## Work to be completed
Repeat the material below exactly, line for line.

···

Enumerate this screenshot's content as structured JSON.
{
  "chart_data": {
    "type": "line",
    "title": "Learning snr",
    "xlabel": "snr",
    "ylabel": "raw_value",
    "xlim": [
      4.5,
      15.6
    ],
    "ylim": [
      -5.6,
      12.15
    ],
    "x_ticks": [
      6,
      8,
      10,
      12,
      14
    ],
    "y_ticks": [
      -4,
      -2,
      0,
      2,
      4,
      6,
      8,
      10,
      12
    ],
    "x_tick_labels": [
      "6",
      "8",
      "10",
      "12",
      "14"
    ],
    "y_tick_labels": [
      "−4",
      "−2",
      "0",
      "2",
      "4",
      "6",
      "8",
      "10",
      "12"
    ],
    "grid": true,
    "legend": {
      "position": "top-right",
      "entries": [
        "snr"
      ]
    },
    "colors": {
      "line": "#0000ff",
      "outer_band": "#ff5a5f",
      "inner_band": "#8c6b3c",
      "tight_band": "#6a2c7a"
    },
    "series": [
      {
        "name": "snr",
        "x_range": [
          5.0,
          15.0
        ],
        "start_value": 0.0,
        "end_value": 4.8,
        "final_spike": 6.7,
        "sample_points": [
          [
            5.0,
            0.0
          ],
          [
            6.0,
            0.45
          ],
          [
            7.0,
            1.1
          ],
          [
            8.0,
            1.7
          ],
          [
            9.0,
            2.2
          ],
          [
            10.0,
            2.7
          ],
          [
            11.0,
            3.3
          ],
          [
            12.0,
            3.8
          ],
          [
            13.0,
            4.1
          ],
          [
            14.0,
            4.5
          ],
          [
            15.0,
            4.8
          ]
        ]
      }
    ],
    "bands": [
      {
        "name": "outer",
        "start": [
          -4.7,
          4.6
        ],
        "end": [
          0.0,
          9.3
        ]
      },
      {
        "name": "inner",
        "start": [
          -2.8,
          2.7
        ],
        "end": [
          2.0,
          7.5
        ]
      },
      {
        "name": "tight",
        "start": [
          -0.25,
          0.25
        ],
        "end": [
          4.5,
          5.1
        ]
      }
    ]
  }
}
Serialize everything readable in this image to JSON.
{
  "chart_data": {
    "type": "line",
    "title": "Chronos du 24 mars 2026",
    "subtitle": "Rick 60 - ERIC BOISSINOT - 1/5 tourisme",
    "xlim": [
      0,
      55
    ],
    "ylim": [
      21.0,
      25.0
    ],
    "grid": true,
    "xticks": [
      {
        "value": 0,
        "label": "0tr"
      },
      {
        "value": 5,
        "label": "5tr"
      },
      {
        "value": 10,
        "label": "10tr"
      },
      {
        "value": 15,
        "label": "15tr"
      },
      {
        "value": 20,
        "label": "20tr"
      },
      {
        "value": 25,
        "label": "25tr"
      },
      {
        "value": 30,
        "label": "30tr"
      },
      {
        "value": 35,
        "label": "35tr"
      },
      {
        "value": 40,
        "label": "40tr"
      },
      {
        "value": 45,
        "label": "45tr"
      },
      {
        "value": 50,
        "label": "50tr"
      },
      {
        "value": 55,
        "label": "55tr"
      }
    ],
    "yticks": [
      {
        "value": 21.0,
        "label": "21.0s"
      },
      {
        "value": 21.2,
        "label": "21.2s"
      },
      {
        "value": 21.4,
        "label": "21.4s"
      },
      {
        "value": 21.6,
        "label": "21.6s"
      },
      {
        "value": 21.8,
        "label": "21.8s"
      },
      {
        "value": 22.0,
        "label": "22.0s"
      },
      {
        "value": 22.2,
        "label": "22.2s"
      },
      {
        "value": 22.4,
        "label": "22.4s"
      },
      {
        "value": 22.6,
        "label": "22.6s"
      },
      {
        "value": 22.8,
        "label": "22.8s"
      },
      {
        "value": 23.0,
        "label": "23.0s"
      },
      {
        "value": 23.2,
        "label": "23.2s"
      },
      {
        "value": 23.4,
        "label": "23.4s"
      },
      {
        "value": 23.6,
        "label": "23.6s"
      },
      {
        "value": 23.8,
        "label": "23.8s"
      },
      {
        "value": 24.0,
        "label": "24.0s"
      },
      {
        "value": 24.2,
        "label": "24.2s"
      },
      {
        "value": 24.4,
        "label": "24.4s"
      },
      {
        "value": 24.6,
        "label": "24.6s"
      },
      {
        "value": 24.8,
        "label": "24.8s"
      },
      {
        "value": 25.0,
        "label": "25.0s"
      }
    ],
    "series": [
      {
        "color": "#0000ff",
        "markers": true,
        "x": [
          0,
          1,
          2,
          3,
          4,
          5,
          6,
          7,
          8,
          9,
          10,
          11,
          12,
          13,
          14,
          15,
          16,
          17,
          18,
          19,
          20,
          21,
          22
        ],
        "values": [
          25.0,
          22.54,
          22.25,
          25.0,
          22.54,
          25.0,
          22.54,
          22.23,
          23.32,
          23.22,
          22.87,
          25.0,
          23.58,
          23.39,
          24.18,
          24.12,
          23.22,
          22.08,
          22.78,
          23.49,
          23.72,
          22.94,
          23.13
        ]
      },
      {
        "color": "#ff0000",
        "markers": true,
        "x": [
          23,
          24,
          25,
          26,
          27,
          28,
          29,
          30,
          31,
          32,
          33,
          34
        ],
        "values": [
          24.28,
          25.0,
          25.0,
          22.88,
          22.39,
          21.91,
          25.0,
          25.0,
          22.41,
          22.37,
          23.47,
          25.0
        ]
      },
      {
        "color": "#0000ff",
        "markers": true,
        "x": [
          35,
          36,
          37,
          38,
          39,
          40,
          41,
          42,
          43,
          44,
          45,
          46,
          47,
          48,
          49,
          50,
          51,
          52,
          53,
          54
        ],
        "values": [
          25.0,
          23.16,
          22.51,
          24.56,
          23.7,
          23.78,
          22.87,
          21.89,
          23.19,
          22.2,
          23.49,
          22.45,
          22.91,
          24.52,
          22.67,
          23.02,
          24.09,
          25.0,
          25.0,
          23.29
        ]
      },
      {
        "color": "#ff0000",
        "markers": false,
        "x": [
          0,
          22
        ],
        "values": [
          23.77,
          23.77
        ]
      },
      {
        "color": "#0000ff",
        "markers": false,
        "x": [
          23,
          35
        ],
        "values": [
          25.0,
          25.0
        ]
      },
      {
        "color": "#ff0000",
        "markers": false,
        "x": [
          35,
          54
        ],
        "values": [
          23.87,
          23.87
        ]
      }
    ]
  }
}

···

## Correct output
Enumerate this screenshot's content as structured JSON.
{
  "chart_data": {
    "type": "line",
    "title": "Learning snr",
    "xlabel": "snr",
    "ylabel": "raw_value",
    "xlim": [
      4.5,
      15.6
    ],
    "ylim": [
      -5.6,
      12.15
    ],
    "x_ticks": [
      6,
      8,
      10,
      12,
      14
    ],
    "y_ticks": [
      -4,
      -2,
      0,
      2,
      4,
      6,
      8,
      10,
      12
    ],
    "x_tick_labels": [
      "6",
      "8",
      "10",
      "12",
      "14"
    ],
    "y_tick_labels": [
      "−4",
      "−2",
      "0",
      "2",
      "4",
      "6",
      "8",
      "10",
      "12"
    ],
    "grid": true,
    "legend": {
      "position": "top-right",
      "entries": [
        "snr"
      ]
    },
    "colors": {
      "line": "#0000ff",
      "outer_band": "#ff5a5f",
      "inner_band": "#8c6b3c",
      "tight_band": "#6a2c7a"
    },
    "series": [
      {
        "name": "snr",
        "x_range": [
          5.0,
          15.0
        ],
        "start_value": 0.0,
        "end_value": 4.8,
        "final_spike": 6.7,
        "sample_points": [
          [
            5.0,
            0.0
          ],
          [
            6.0,
            0.45
          ],
          [
            7.0,
            1.1
          ],
          [
            8.0,
            1.7
          ],
          [
            9.0,
            2.2
          ],
          [
            10.0,
            2.7
          ],
          [
            11.0,
            3.3
          ],
          [
            12.0,
            3.8
          ],
          [
            13.0,
            4.1
          ],
          [
            14.0,
            4.5
          ],
          [
            15.0,
            4.8
          ]
        ]
      }
    ],
    "bands": [
      {
        "name": "outer",
        "start": [
          -4.7,
          4.6
        ],
        "end": [
          0.0,
          9.3
        ]
      },
      {
        "name": "inner",
        "start": [
          -2.8,
          2.7
        ],
        "end": [
          2.0,
          7.5
        ]
      },
      {
        "name": "tight",
        "start": [
          -0.25,
          0.25
        ],
        "end": [
          4.5,
          5.1
        ]
      }
    ]
  }
}
Serialize everything readable in this image to JSON.
{
  "chart_data": {
    "type": "line",
    "title": "Chronos du 24 mars 2026",
    "subtitle": "Rick 60 - ERIC BOISSINOT - 1/5 tourisme",
    "xlim": [
      0,
      55
    ],
    "ylim": [
      21.0,
      25.0
    ],
    "grid": true,
    "xticks": [
      {
        "value": 0,
        "label": "0tr"
      },
      {
        "value": 5,
        "label": "5tr"
      },
      {
        "value": 10,
        "label": "10tr"
      },
      {
        "value": 15,
        "label": "15tr"
      },
      {
        "value": 20,
        "label": "20tr"
      },
      {
        "value": 25,
        "label": "25tr"
      },
      {
        "value": 30,
        "label": "30tr"
      },
      {
        "value": 35,
        "label": "35tr"
      },
      {
        "value": 40,
        "label": "40tr"
      },
      {
        "value": 45,
        "label": "45tr"
      },
      {
        "value": 50,
        "label": "50tr"
      },
      {
        "value": 55,
        "label": "55tr"
      }
    ],
    "yticks": [
      {
        "value": 21.0,
        "label": "21.0s"
      },
      {
        "value": 21.2,
        "label": "21.2s"
      },
      {
        "value": 21.4,
        "label": "21.4s"
      },
      {
        "value": 21.6,
        "label": "21.6s"
      },
      {
        "value": 21.8,
        "label": "21.8s"
      },
      {
        "value": 22.0,
        "label": "22.0s"
      },
      {
        "value": 22.2,
        "label": "22.2s"
      },
      {
        "value": 22.4,
        "label": "22.4s"
      },
      {
        "value": 22.6,
        "label": "22.6s"
      },
      {
        "value": 22.8,
        "label": "22.8s"
      },
      {
        "value": 23.0,
        "label": "23.0s"
      },
      {
        "value": 23.2,
        "label": "23.2s"
      },
      {
        "value": 23.4,
        "label": "23.4s"
      },
      {
        "value": 23.6,
        "label": "23.6s"
      },
      {
        "value": 23.8,
        "label": "23.8s"
      },
      {
        "value": 24.0,
        "label": "24.0s"
      },
      {
        "value": 24.2,
        "label": "24.2s"
      },
      {
        "value": 24.4,
        "label": "24.4s"
      },
      {
        "value": 24.6,
        "label": "24.6s"
      },
      {
        "value": 24.8,
        "label": "24.8s"
      },
      {
        "value": 25.0,
        "label": "25.0s"
      }
    ],
    "series": [
      {
        "color": "#0000ff",
        "markers": true,
        "x": [
          0,
          1,
          2,
          3,
          4,
          5,
          6,
          7,
          8,
          9,
          10,
          11,
          12,
          13,
          14,
          15,
          16,
          17,
          18,
          19,
          20,
          21,
          22
        ],
        "values": [
          25.0,
          22.54,
          22.25,
          25.0,
          22.54,
          25.0,
          22.54,
          22.23,
          23.32,
          23.22,
          22.87,
          25.0,
          23.58,
          23.39,
          24.18,
          24.12,
          23.22,
          22.08,
          22.78,
          23.49,
          23.72,
          22.94,
          23.13
        ]
      },
      {
        "color": "#ff0000",
        "markers": true,
        "x": [
          23,
          24,
          25,
          26,
          27,
          28,
          29,
          30,
          31,
          32,
          33,
          34
        ],
        "values": [
          24.28,
          25.0,
          25.0,
          22.88,
          22.39,
          21.91,
          25.0,
          25.0,
          22.41,
          22.37,
          23.47,
          25.0
        ]
      },
      {
        "color": "#0000ff",
        "markers": true,
        "x": [
          35,
          36,
          37,
          38,
          39,
          40,
          41,
          42,
          43,
          44,
          45,
          46,
          47,
          48,
          49,
          50,
          51,
          52,
          53,
          54
        ],
        "values": [
          25.0,
          23.16,
          22.51,
          24.56,
          23.7,
          23.78,
          22.87,
          21.89,
          23.19,
          22.2,
          23.49,
          22.45,
          22.91,
          24.52,
          22.67,
          23.02,
          24.09,
          25.0,
          25.0,
          23.29
        ]
      },
      {
        "color": "#ff0000",
        "markers": false,
        "x": [
          0,
          22
        ],
        "values": [
          23.77,
          23.77
        ]
      },
      {
        "color": "#0000ff",
        "markers": false,
        "x": [
          23,
          35
        ],
        "values": [
          25.0,
          25.0
        ]
      },
      {
        "color": "#ff0000",
        "markers": false,
        "x": [
          35,
          54
        ],
        "values": [
          23.87,
          23.87
        ]
      }
    ]
  }
}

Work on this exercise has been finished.